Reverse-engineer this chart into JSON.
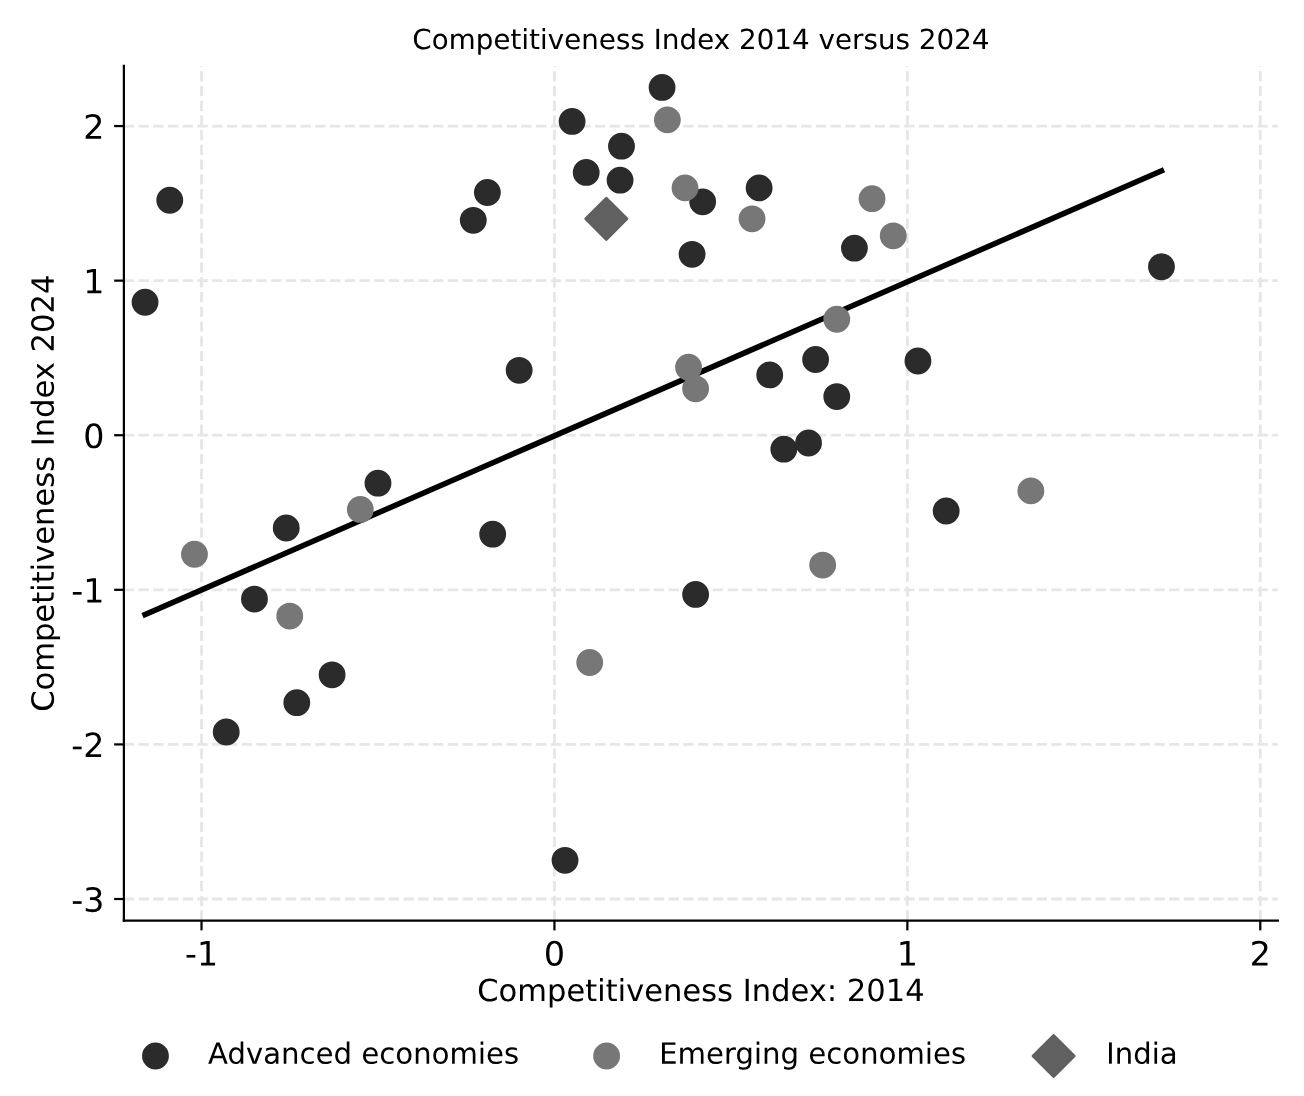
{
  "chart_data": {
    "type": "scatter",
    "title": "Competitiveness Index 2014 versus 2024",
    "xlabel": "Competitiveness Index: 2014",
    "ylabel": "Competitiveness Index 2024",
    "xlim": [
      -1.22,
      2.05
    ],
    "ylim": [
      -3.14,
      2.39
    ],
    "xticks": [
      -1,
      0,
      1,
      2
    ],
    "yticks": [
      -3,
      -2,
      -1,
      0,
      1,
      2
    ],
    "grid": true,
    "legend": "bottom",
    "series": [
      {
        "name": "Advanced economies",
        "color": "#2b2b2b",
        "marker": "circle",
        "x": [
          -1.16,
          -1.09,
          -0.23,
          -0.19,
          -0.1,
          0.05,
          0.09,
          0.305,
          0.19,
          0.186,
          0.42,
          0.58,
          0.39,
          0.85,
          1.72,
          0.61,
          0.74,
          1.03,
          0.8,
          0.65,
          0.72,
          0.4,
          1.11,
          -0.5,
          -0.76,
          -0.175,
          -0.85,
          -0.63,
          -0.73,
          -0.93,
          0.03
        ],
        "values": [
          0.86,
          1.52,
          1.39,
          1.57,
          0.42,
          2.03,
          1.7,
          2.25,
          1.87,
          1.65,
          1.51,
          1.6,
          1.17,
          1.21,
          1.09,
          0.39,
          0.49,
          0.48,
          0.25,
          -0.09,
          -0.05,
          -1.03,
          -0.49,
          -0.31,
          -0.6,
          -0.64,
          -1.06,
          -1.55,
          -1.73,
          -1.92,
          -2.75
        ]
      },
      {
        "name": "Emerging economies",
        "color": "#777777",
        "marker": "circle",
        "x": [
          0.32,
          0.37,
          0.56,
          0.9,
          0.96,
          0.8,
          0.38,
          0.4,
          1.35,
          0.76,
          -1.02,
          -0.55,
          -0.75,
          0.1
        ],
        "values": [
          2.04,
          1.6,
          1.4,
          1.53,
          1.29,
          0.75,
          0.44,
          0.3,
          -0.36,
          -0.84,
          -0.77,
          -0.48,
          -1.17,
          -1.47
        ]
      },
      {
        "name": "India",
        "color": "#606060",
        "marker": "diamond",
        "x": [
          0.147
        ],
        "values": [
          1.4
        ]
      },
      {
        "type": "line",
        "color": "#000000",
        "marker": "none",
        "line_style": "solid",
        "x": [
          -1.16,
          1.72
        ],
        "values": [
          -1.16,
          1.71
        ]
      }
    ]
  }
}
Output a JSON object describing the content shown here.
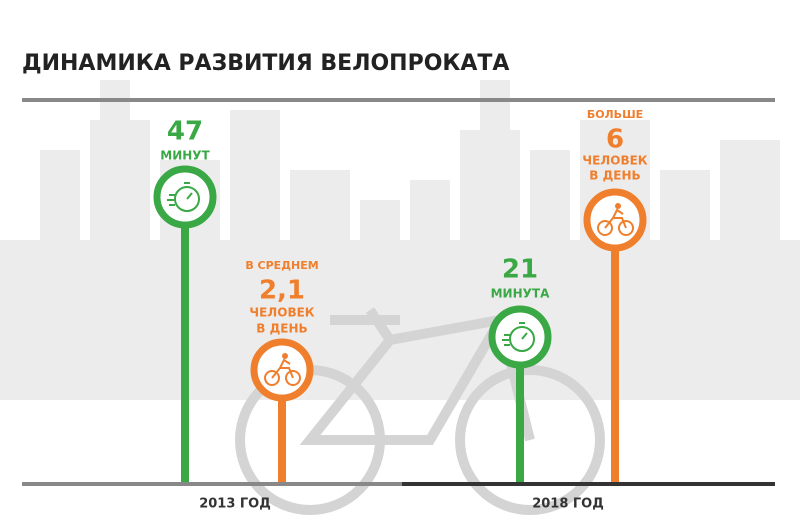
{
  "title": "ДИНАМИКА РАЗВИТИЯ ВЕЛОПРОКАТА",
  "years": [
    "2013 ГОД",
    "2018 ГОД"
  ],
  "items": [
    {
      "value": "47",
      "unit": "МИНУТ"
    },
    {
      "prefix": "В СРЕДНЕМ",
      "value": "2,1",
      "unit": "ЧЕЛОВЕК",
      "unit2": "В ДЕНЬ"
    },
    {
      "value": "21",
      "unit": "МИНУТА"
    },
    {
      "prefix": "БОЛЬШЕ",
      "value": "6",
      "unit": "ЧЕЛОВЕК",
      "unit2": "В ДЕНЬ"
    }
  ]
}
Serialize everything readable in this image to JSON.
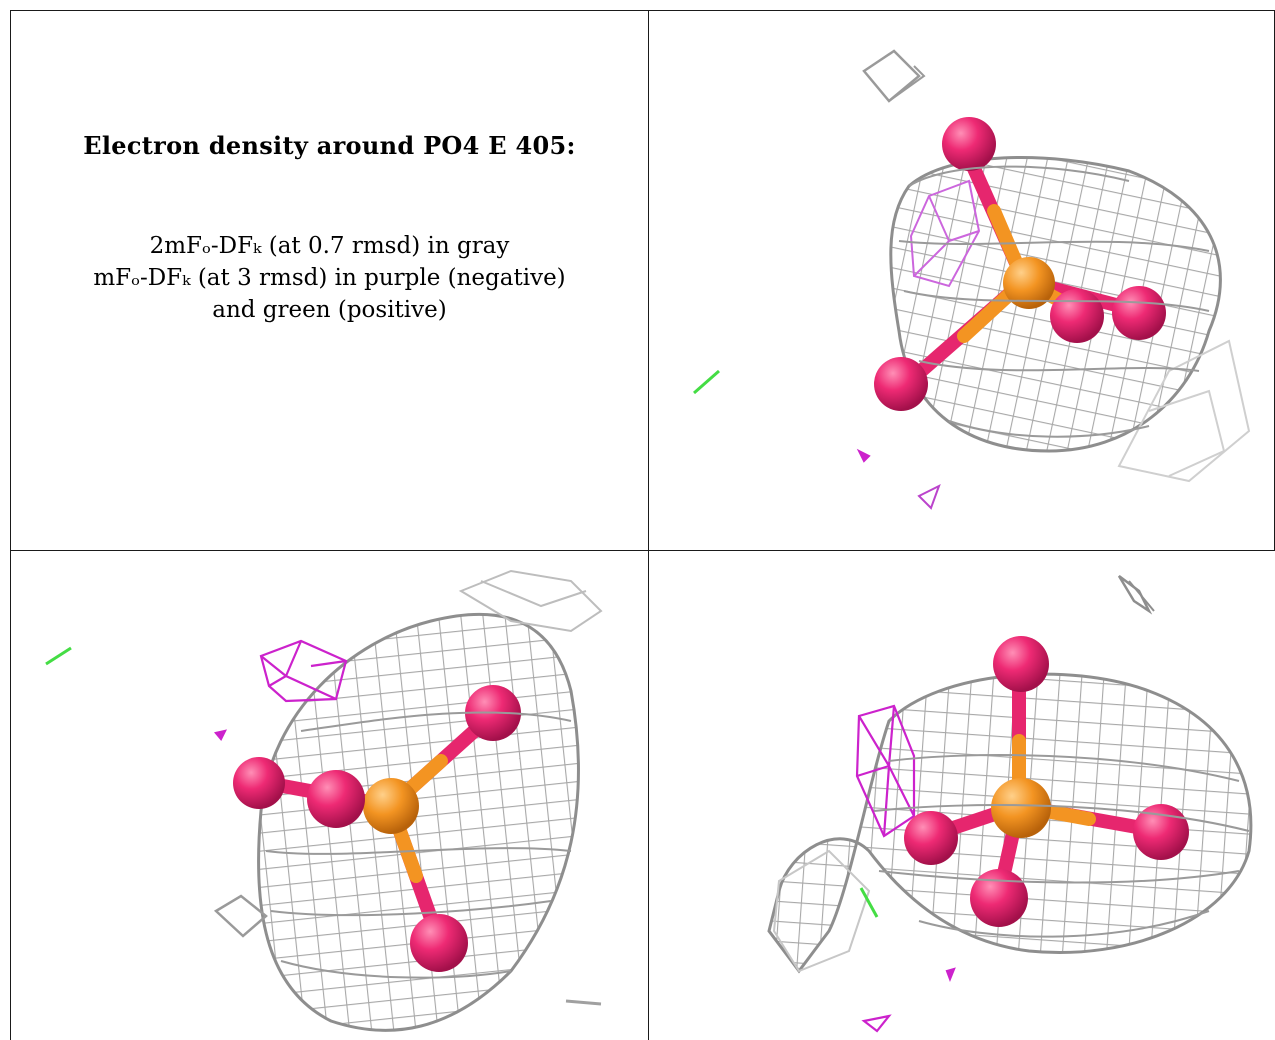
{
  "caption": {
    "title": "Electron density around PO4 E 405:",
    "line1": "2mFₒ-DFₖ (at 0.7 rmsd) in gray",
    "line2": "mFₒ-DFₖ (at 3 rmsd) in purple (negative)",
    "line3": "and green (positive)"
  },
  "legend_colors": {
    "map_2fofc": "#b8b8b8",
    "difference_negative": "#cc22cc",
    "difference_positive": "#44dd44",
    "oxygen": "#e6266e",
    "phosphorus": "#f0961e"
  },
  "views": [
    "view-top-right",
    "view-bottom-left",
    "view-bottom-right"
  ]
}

- - -

WHAT YOU ARE ASKED TO DO — Identify the lines that hold the word "rmsd". Copy every one of them.

ANSWER TO THE TASK —
    "line1": "2mFₒ-DFₖ (at 0.7 rmsd) in gray",
    "line2": "mFₒ-DFₖ (at 3 rmsd) in purple (negative)",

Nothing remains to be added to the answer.